* REQUEST: Give only the number of lines in the data that contain the word "structured".
════
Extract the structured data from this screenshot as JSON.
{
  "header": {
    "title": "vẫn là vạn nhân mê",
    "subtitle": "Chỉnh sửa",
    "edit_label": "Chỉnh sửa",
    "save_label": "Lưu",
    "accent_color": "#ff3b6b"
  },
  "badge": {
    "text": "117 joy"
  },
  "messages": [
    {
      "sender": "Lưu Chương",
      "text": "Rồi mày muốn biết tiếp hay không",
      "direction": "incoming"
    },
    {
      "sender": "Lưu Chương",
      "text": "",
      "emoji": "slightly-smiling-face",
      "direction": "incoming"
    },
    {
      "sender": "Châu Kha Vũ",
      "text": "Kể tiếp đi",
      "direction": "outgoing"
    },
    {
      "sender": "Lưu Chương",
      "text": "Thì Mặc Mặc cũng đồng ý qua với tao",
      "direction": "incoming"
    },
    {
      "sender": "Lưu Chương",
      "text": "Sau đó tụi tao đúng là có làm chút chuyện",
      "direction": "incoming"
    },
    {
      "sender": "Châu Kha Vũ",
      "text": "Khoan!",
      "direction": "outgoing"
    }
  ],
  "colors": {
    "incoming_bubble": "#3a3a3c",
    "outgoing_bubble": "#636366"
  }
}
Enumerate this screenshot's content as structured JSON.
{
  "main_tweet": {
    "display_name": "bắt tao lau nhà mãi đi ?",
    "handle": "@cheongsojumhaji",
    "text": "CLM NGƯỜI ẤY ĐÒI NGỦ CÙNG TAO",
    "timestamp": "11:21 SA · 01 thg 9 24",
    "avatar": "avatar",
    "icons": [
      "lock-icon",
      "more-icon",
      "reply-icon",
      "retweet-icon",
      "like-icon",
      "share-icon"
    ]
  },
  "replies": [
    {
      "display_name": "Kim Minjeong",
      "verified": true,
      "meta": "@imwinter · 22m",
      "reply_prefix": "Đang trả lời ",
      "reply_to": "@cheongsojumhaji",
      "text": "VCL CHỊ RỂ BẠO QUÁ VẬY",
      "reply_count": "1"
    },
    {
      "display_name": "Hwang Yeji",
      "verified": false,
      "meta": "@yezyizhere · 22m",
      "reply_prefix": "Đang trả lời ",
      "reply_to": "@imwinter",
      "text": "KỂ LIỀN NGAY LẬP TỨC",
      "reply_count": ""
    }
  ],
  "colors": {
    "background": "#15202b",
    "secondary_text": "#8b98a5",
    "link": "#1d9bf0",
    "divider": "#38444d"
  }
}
════
* SOLUTION: 2